### [RECORDS FOR THIS EXERCISE]

▼

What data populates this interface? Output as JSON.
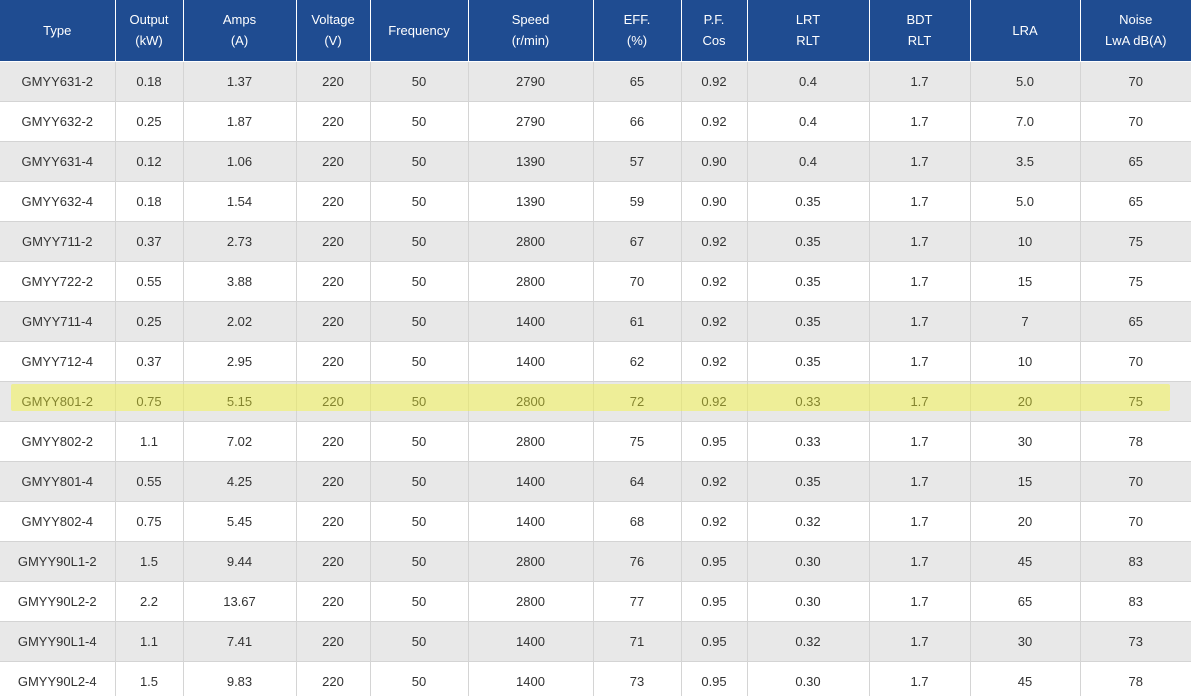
{
  "headers": [
    {
      "line1": "Type",
      "line2": ""
    },
    {
      "line1": "Output",
      "line2": "(kW)"
    },
    {
      "line1": "Amps",
      "line2": "(A)"
    },
    {
      "line1": "Voltage",
      "line2": "(V)"
    },
    {
      "line1": "Frequency",
      "line2": ""
    },
    {
      "line1": "Speed",
      "line2": "(r/min)"
    },
    {
      "line1": "EFF.",
      "line2": "(%)"
    },
    {
      "line1": "P.F.",
      "line2": "Cos"
    },
    {
      "line1": "LRT",
      "line2": "RLT"
    },
    {
      "line1": "BDT",
      "line2": "RLT"
    },
    {
      "line1": "LRA",
      "line2": ""
    },
    {
      "line1": "Noise",
      "line2": "LwA dB(A)"
    }
  ],
  "rows": [
    [
      "GMYY631-2",
      "0.18",
      "1.37",
      "220",
      "50",
      "2790",
      "65",
      "0.92",
      "0.4",
      "1.7",
      "5.0",
      "70"
    ],
    [
      "GMYY632-2",
      "0.25",
      "1.87",
      "220",
      "50",
      "2790",
      "66",
      "0.92",
      "0.4",
      "1.7",
      "7.0",
      "70"
    ],
    [
      "GMYY631-4",
      "0.12",
      "1.06",
      "220",
      "50",
      "1390",
      "57",
      "0.90",
      "0.4",
      "1.7",
      "3.5",
      "65"
    ],
    [
      "GMYY632-4",
      "0.18",
      "1.54",
      "220",
      "50",
      "1390",
      "59",
      "0.90",
      "0.35",
      "1.7",
      "5.0",
      "65"
    ],
    [
      "GMYY711-2",
      "0.37",
      "2.73",
      "220",
      "50",
      "2800",
      "67",
      "0.92",
      "0.35",
      "1.7",
      "10",
      "75"
    ],
    [
      "GMYY722-2",
      "0.55",
      "3.88",
      "220",
      "50",
      "2800",
      "70",
      "0.92",
      "0.35",
      "1.7",
      "15",
      "75"
    ],
    [
      "GMYY711-4",
      "0.25",
      "2.02",
      "220",
      "50",
      "1400",
      "61",
      "0.92",
      "0.35",
      "1.7",
      "7",
      "65"
    ],
    [
      "GMYY712-4",
      "0.37",
      "2.95",
      "220",
      "50",
      "1400",
      "62",
      "0.92",
      "0.35",
      "1.7",
      "10",
      "70"
    ],
    [
      "GMYY801-2",
      "0.75",
      "5.15",
      "220",
      "50",
      "2800",
      "72",
      "0.92",
      "0.33",
      "1.7",
      "20",
      "75"
    ],
    [
      "GMYY802-2",
      "1.1",
      "7.02",
      "220",
      "50",
      "2800",
      "75",
      "0.95",
      "0.33",
      "1.7",
      "30",
      "78"
    ],
    [
      "GMYY801-4",
      "0.55",
      "4.25",
      "220",
      "50",
      "1400",
      "64",
      "0.92",
      "0.35",
      "1.7",
      "15",
      "70"
    ],
    [
      "GMYY802-4",
      "0.75",
      "5.45",
      "220",
      "50",
      "1400",
      "68",
      "0.92",
      "0.32",
      "1.7",
      "20",
      "70"
    ],
    [
      "GMYY90L1-2",
      "1.5",
      "9.44",
      "220",
      "50",
      "2800",
      "76",
      "0.95",
      "0.30",
      "1.7",
      "45",
      "83"
    ],
    [
      "GMYY90L2-2",
      "2.2",
      "13.67",
      "220",
      "50",
      "2800",
      "77",
      "0.95",
      "0.30",
      "1.7",
      "65",
      "83"
    ],
    [
      "GMYY90L1-4",
      "1.1",
      "7.41",
      "220",
      "50",
      "1400",
      "71",
      "0.95",
      "0.32",
      "1.7",
      "30",
      "73"
    ],
    [
      "GMYY90L2-4",
      "1.5",
      "9.83",
      "220",
      "50",
      "1400",
      "73",
      "0.95",
      "0.30",
      "1.7",
      "45",
      "78"
    ]
  ],
  "colors": {
    "header_bg": "#1f4c91",
    "header_text": "#ffffff",
    "row_alt_bg": "#e8e8e8",
    "row_bg": "#ffffff",
    "highlight": "#f6f628"
  }
}
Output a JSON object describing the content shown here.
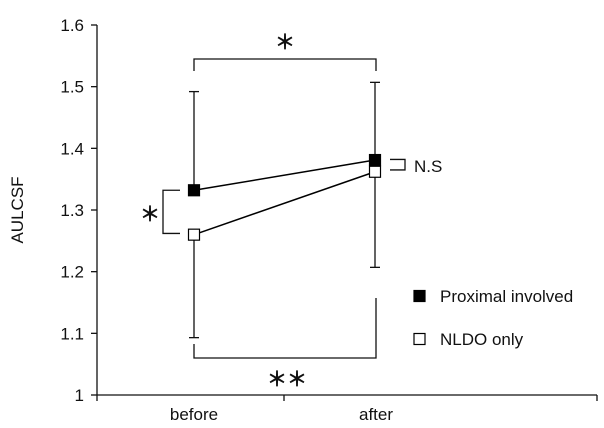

▲

### [GIVEN TASK]
Count every line in the listing above that holds "JSON", then report only the count.

### [THE SOLUTION]
2